The exercise>
In the listing below, how many lines contain the word "Evaporator"? Please respond with the number only.

Data for this exercise>
☆ ☆ ☆ ☆ ☆
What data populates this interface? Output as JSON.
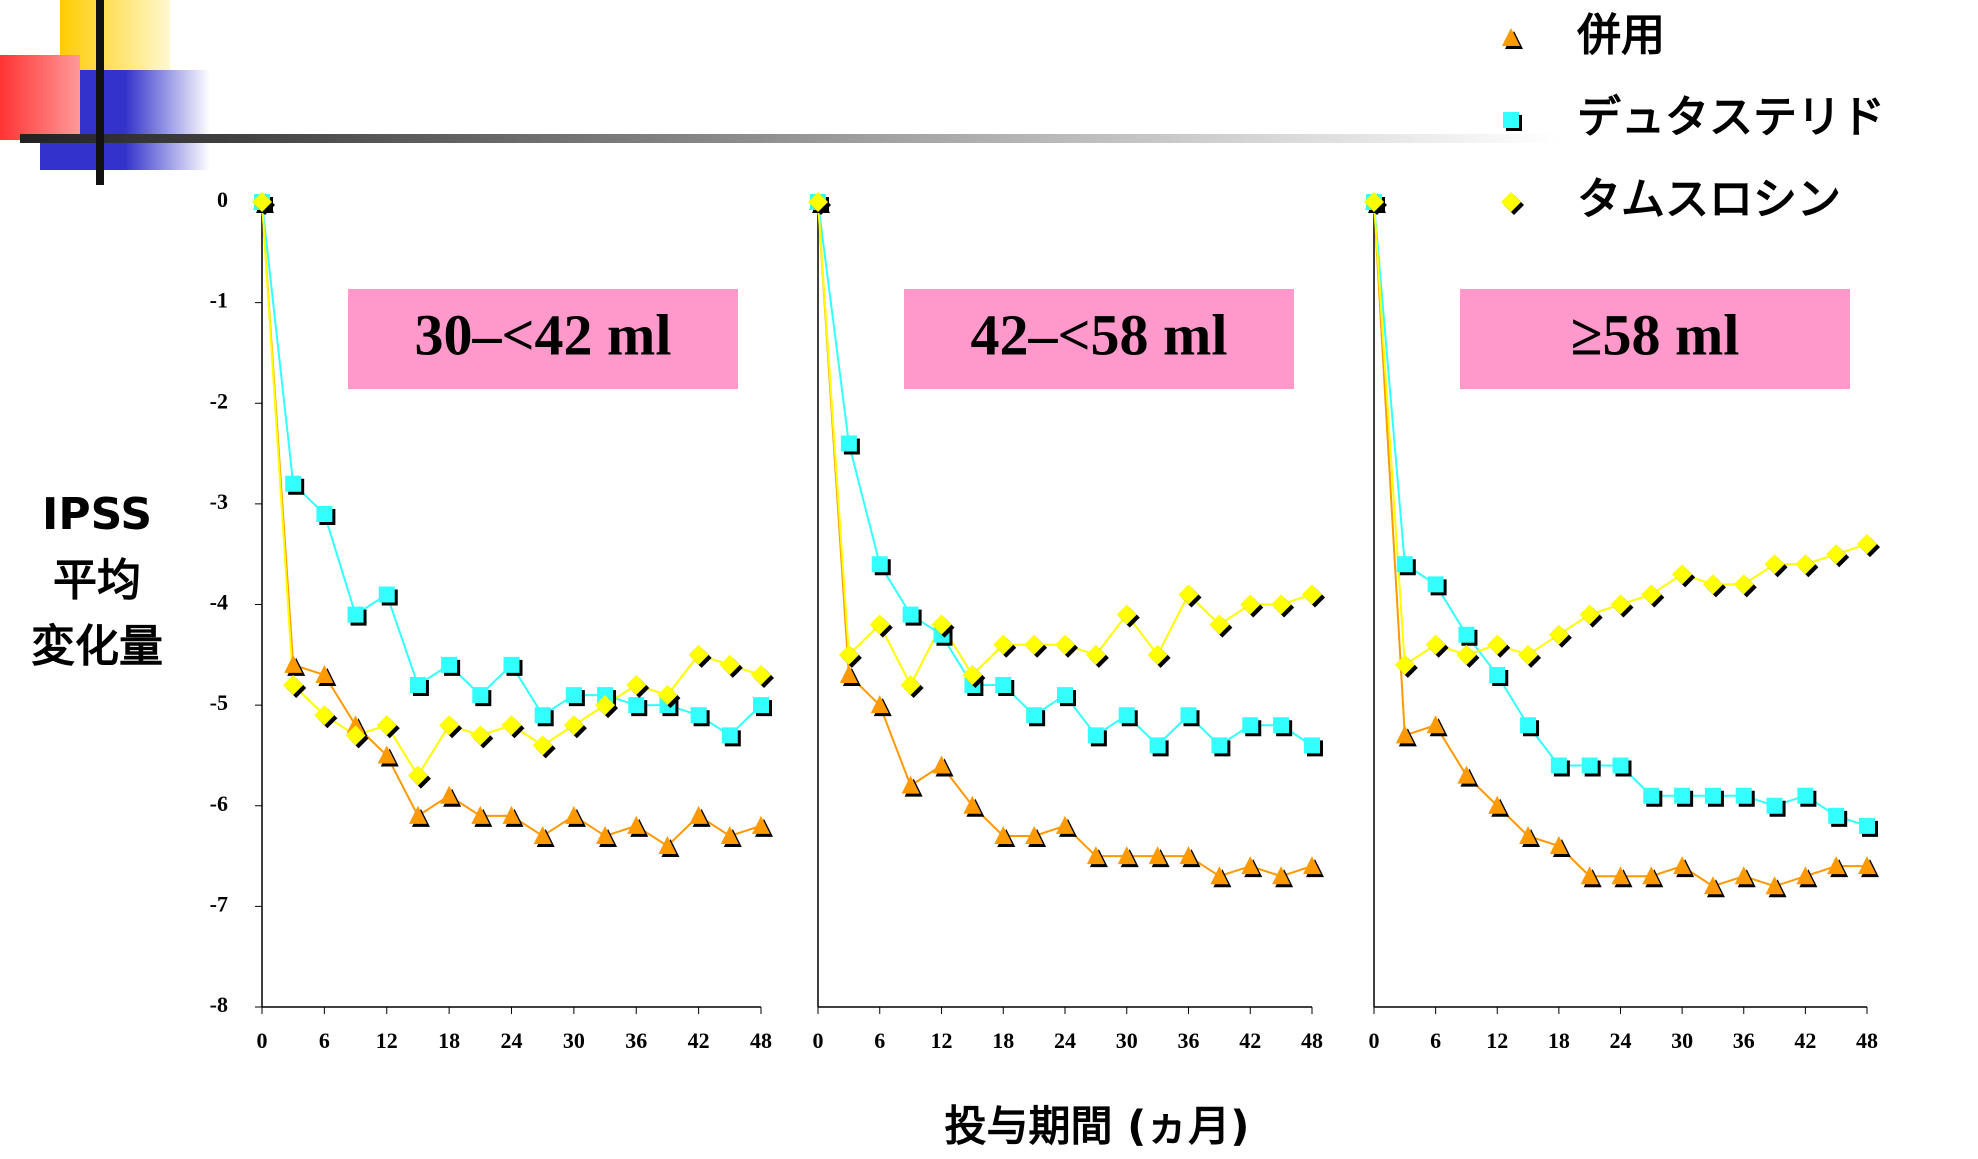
{
  "chart_data": {
    "type": "line",
    "ylabel": [
      "IPSS",
      "平均",
      "変化量"
    ],
    "xlabel": "投与期間 (ヵ月)",
    "x": [
      0,
      3,
      6,
      9,
      12,
      15,
      18,
      21,
      24,
      27,
      30,
      33,
      36,
      39,
      42,
      45,
      48
    ],
    "xlim": [
      0,
      48
    ],
    "xticks": [
      0,
      6,
      12,
      18,
      24,
      30,
      36,
      42,
      48
    ],
    "ylim": [
      -8,
      0
    ],
    "yticks": [
      0,
      -1,
      -2,
      -3,
      -4,
      -5,
      -6,
      -7,
      -8
    ],
    "series": [
      {
        "name": "併用",
        "color": "#ff9900",
        "marker": "triangle"
      },
      {
        "name": "デュタステリド",
        "color": "#33ffff",
        "marker": "square"
      },
      {
        "name": "タムスロシン",
        "color": "#ffff00",
        "marker": "diamond"
      }
    ],
    "panels": [
      {
        "title": "30–<42 ml",
        "series": [
          {
            "values": [
              0,
              -4.6,
              -4.7,
              -5.2,
              -5.5,
              -6.1,
              -5.9,
              -6.1,
              -6.1,
              -6.3,
              -6.1,
              -6.3,
              -6.2,
              -6.4,
              -6.1,
              -6.3,
              -6.2
            ]
          },
          {
            "values": [
              0,
              -2.8,
              -3.1,
              -4.1,
              -3.9,
              -4.8,
              -4.6,
              -4.9,
              -4.6,
              -5.1,
              -4.9,
              -4.9,
              -5.0,
              -5.0,
              -5.1,
              -5.3,
              -5.0
            ]
          },
          {
            "values": [
              0,
              -4.8,
              -5.1,
              -5.3,
              -5.2,
              -5.7,
              -5.2,
              -5.3,
              -5.2,
              -5.4,
              -5.2,
              -5.0,
              -4.8,
              -4.9,
              -4.5,
              -4.6,
              -4.7
            ]
          }
        ]
      },
      {
        "title": "42–<58 ml",
        "series": [
          {
            "values": [
              0,
              -4.7,
              -5.0,
              -5.8,
              -5.6,
              -6.0,
              -6.3,
              -6.3,
              -6.2,
              -6.5,
              -6.5,
              -6.5,
              -6.5,
              -6.7,
              -6.6,
              -6.7,
              -6.6
            ]
          },
          {
            "values": [
              0,
              -2.4,
              -3.6,
              -4.1,
              -4.3,
              -4.8,
              -4.8,
              -5.1,
              -4.9,
              -5.3,
              -5.1,
              -5.4,
              -5.1,
              -5.4,
              -5.2,
              -5.2,
              -5.4
            ]
          },
          {
            "values": [
              0,
              -4.5,
              -4.2,
              -4.8,
              -4.2,
              -4.7,
              -4.4,
              -4.4,
              -4.4,
              -4.5,
              -4.1,
              -4.5,
              -3.9,
              -4.2,
              -4.0,
              -4.0,
              -3.9
            ]
          }
        ]
      },
      {
        "title": "≥58 ml",
        "series": [
          {
            "values": [
              0,
              -5.3,
              -5.2,
              -5.7,
              -6.0,
              -6.3,
              -6.4,
              -6.7,
              -6.7,
              -6.7,
              -6.6,
              -6.8,
              -6.7,
              -6.8,
              -6.7,
              -6.6,
              -6.6
            ]
          },
          {
            "values": [
              0,
              -3.6,
              -3.8,
              -4.3,
              -4.7,
              -5.2,
              -5.6,
              -5.6,
              -5.6,
              -5.9,
              -5.9,
              -5.9,
              -5.9,
              -6.0,
              -5.9,
              -6.1,
              -6.2
            ]
          },
          {
            "values": [
              0,
              -4.6,
              -4.4,
              -4.5,
              -4.4,
              -4.5,
              -4.3,
              -4.1,
              -4.0,
              -3.9,
              -3.7,
              -3.8,
              -3.8,
              -3.6,
              -3.6,
              -3.5,
              -3.4
            ]
          }
        ]
      }
    ]
  }
}
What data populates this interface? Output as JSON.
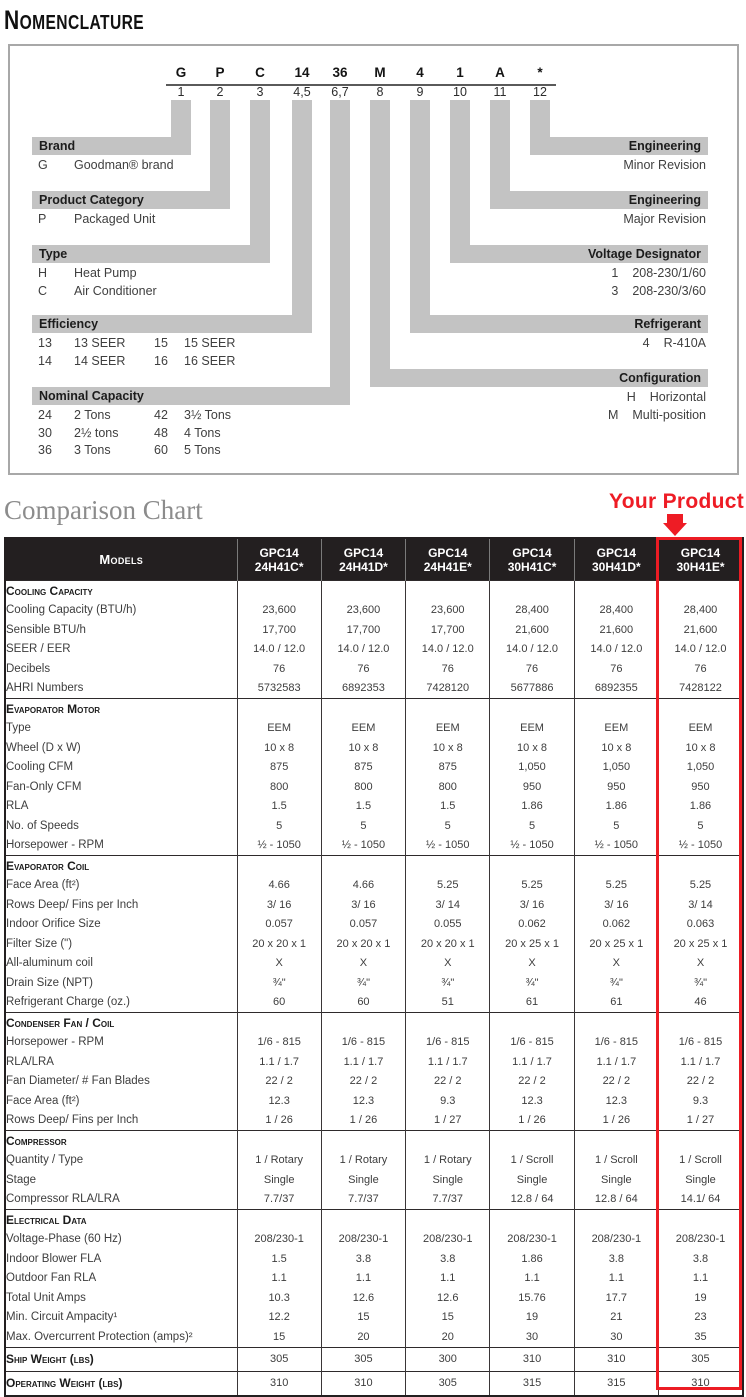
{
  "nomenclature": {
    "title": {
      "first": "N",
      "rest": "OMENCLATURE"
    },
    "columns": [
      {
        "c": "G",
        "n": "1"
      },
      {
        "c": "P",
        "n": "2"
      },
      {
        "c": "C",
        "n": "3"
      },
      {
        "c": "14",
        "n": "4,5"
      },
      {
        "c": "36",
        "n": "6,7"
      },
      {
        "c": "M",
        "n": "8"
      },
      {
        "c": "4",
        "n": "9"
      },
      {
        "c": "1",
        "n": "10"
      },
      {
        "c": "A",
        "n": "11"
      },
      {
        "c": "*",
        "n": "12"
      }
    ],
    "brand": {
      "title": "Brand",
      "rows": [
        [
          "G",
          "Goodman® brand"
        ]
      ]
    },
    "product_category": {
      "title": "Product Category",
      "rows": [
        [
          "P",
          "Packaged Unit"
        ]
      ]
    },
    "type": {
      "title": "Type",
      "rows": [
        [
          "H",
          "Heat Pump"
        ],
        [
          "C",
          "Air Conditioner"
        ]
      ]
    },
    "efficiency": {
      "title": "Efficiency",
      "rows": [
        [
          "13",
          "13 SEER",
          "15",
          "15 SEER"
        ],
        [
          "14",
          "14 SEER",
          "16",
          "16 SEER"
        ]
      ]
    },
    "nominal_capacity": {
      "title": "Nominal Capacity",
      "rows": [
        [
          "24",
          "2 Tons",
          "42",
          "3½ Tons"
        ],
        [
          "30",
          "2½ tons",
          "48",
          "4 Tons"
        ],
        [
          "36",
          "3 Tons",
          "60",
          "5 Tons"
        ]
      ]
    },
    "engineering_minor": {
      "title": "Engineering",
      "rows": [
        [
          "Minor Revision"
        ]
      ]
    },
    "engineering_major": {
      "title": "Engineering",
      "rows": [
        [
          "Major Revision"
        ]
      ]
    },
    "voltage": {
      "title": "Voltage Designator",
      "rows": [
        [
          "1",
          "208-230/1/60"
        ],
        [
          "3",
          "208-230/3/60"
        ]
      ]
    },
    "refrigerant": {
      "title": "Refrigerant",
      "rows": [
        [
          "4",
          "R-410A"
        ]
      ]
    },
    "configuration": {
      "title": "Configuration",
      "rows": [
        [
          "H",
          "Horizontal"
        ],
        [
          "M",
          "Multi-position"
        ]
      ]
    }
  },
  "comparison": {
    "title": "Comparison Chart",
    "annotation": {
      "label": "Your Product",
      "color": "#ee1c25",
      "highlight_border_color": "#ec1c24",
      "highlighted_model": "GPC14 30H41E*"
    }
  },
  "table": {
    "models_label": "Models",
    "models": [
      {
        "l1": "GPC14",
        "l2": "24H41C*"
      },
      {
        "l1": "GPC14",
        "l2": "24H41D*"
      },
      {
        "l1": "GPC14",
        "l2": "24H41E*"
      },
      {
        "l1": "GPC14",
        "l2": "30H41C*"
      },
      {
        "l1": "GPC14",
        "l2": "30H41D*"
      },
      {
        "l1": "GPC14",
        "l2": "30H41E*"
      }
    ],
    "sections": [
      {
        "title": "Cooling Capacity",
        "rows": [
          {
            "label": "Cooling Capacity (BTU/h)",
            "values": [
              "23,600",
              "23,600",
              "23,600",
              "28,400",
              "28,400",
              "28,400"
            ]
          },
          {
            "label": "Sensible BTU/h",
            "values": [
              "17,700",
              "17,700",
              "17,700",
              "21,600",
              "21,600",
              "21,600"
            ]
          },
          {
            "label": "SEER / EER",
            "values": [
              "14.0 / 12.0",
              "14.0 / 12.0",
              "14.0 / 12.0",
              "14.0 / 12.0",
              "14.0 / 12.0",
              "14.0 / 12.0"
            ]
          },
          {
            "label": "Decibels",
            "values": [
              "76",
              "76",
              "76",
              "76",
              "76",
              "76"
            ]
          },
          {
            "label": "AHRI Numbers",
            "values": [
              "5732583",
              "6892353",
              "7428120",
              "5677886",
              "6892355",
              "7428122"
            ]
          }
        ]
      },
      {
        "title": "Evaporator Motor",
        "rows": [
          {
            "label": "Type",
            "values": [
              "EEM",
              "EEM",
              "EEM",
              "EEM",
              "EEM",
              "EEM"
            ]
          },
          {
            "label": "Wheel (D x W)",
            "values": [
              "10 x 8",
              "10 x 8",
              "10 x 8",
              "10 x 8",
              "10 x 8",
              "10 x 8"
            ]
          },
          {
            "label": "Cooling CFM",
            "values": [
              "875",
              "875",
              "875",
              "1,050",
              "1,050",
              "1,050"
            ]
          },
          {
            "label": "Fan-Only CFM",
            "values": [
              "800",
              "800",
              "800",
              "950",
              "950",
              "950"
            ]
          },
          {
            "label": "RLA",
            "values": [
              "1.5",
              "1.5",
              "1.5",
              "1.86",
              "1.86",
              "1.86"
            ]
          },
          {
            "label": "No. of Speeds",
            "values": [
              "5",
              "5",
              "5",
              "5",
              "5",
              "5"
            ]
          },
          {
            "label": "Horsepower - RPM",
            "values": [
              "½ - 1050",
              "½ - 1050",
              "½ - 1050",
              "½ - 1050",
              "½ - 1050",
              "½ - 1050"
            ]
          }
        ]
      },
      {
        "title": "Evaporator Coil",
        "rows": [
          {
            "label": "Face Area (ft²)",
            "values": [
              "4.66",
              "4.66",
              "5.25",
              "5.25",
              "5.25",
              "5.25"
            ]
          },
          {
            "label": "Rows Deep/ Fins per Inch",
            "values": [
              "3/ 16",
              "3/ 16",
              "3/ 14",
              "3/ 16",
              "3/ 16",
              "3/ 14"
            ]
          },
          {
            "label": "Indoor Orifice Size",
            "values": [
              "0.057",
              "0.057",
              "0.055",
              "0.062",
              "0.062",
              "0.063"
            ]
          },
          {
            "label": "Filter Size (\")",
            "values": [
              "20 x 20 x 1",
              "20 x 20 x 1",
              "20 x 20 x 1",
              "20 x 25 x 1",
              "20 x 25 x 1",
              "20 x 25 x 1"
            ]
          },
          {
            "label": "All-aluminum coil",
            "values": [
              "X",
              "X",
              "X",
              "X",
              "X",
              "X"
            ]
          },
          {
            "label": "Drain Size (NPT)",
            "values": [
              "¾\"",
              "¾\"",
              "¾\"",
              "¾\"",
              "¾\"",
              "¾\""
            ]
          },
          {
            "label": "Refrigerant Charge (oz.)",
            "values": [
              "60",
              "60",
              "51",
              "61",
              "61",
              "46"
            ]
          }
        ]
      },
      {
        "title": "Condenser Fan / Coil",
        "rows": [
          {
            "label": "Horsepower - RPM",
            "values": [
              "1/6 - 815",
              "1/6 - 815",
              "1/6 - 815",
              "1/6 - 815",
              "1/6 - 815",
              "1/6 - 815"
            ]
          },
          {
            "label": "RLA/LRA",
            "values": [
              "1.1 / 1.7",
              "1.1 / 1.7",
              "1.1 / 1.7",
              "1.1 / 1.7",
              "1.1 / 1.7",
              "1.1 / 1.7"
            ]
          },
          {
            "label": "Fan Diameter/ # Fan Blades",
            "values": [
              "22 / 2",
              "22 / 2",
              "22 / 2",
              "22 / 2",
              "22 / 2",
              "22 / 2"
            ]
          },
          {
            "label": "Face Area (ft²)",
            "values": [
              "12.3",
              "12.3",
              "9.3",
              "12.3",
              "12.3",
              "9.3"
            ]
          },
          {
            "label": "Rows Deep/ Fins per Inch",
            "values": [
              "1 / 26",
              "1 / 26",
              "1 / 27",
              "1 / 26",
              "1 / 26",
              "1 / 27"
            ]
          }
        ]
      },
      {
        "title": "Compressor",
        "rows": [
          {
            "label": "Quantity / Type",
            "values": [
              "1 / Rotary",
              "1 / Rotary",
              "1 / Rotary",
              "1 / Scroll",
              "1 / Scroll",
              "1 / Scroll"
            ]
          },
          {
            "label": "Stage",
            "values": [
              "Single",
              "Single",
              "Single",
              "Single",
              "Single",
              "Single"
            ]
          },
          {
            "label": "Compressor RLA/LRA",
            "values": [
              "7.7/37",
              "7.7/37",
              "7.7/37",
              "12.8 / 64",
              "12.8 / 64",
              "14.1/ 64"
            ]
          }
        ]
      },
      {
        "title": "Electrical Data",
        "rows": [
          {
            "label": "Voltage-Phase (60 Hz)",
            "values": [
              "208/230-1",
              "208/230-1",
              "208/230-1",
              "208/230-1",
              "208/230-1",
              "208/230-1"
            ]
          },
          {
            "label": "Indoor Blower FLA",
            "values": [
              "1.5",
              "3.8",
              "3.8",
              "1.86",
              "3.8",
              "3.8"
            ]
          },
          {
            "label": "Outdoor Fan RLA",
            "values": [
              "1.1",
              "1.1",
              "1.1",
              "1.1",
              "1.1",
              "1.1"
            ]
          },
          {
            "label": "Total Unit Amps",
            "values": [
              "10.3",
              "12.6",
              "12.6",
              "15.76",
              "17.7",
              "19"
            ]
          },
          {
            "label": "Min. Circuit Ampacity¹",
            "values": [
              "12.2",
              "15",
              "15",
              "19",
              "21",
              "23"
            ]
          },
          {
            "label": "Max. Overcurrent Protection (amps)²",
            "values": [
              "15",
              "20",
              "20",
              "30",
              "30",
              "35"
            ]
          }
        ]
      }
    ],
    "footer_rows": [
      {
        "label": "Ship Weight (lbs)",
        "values": [
          "305",
          "305",
          "300",
          "310",
          "310",
          "305"
        ]
      },
      {
        "label": "Operating Weight (lbs)",
        "values": [
          "310",
          "310",
          "305",
          "315",
          "315",
          "310"
        ]
      }
    ]
  }
}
☆ ☆ ☆ ☆ ☆
Result of the exercise>
2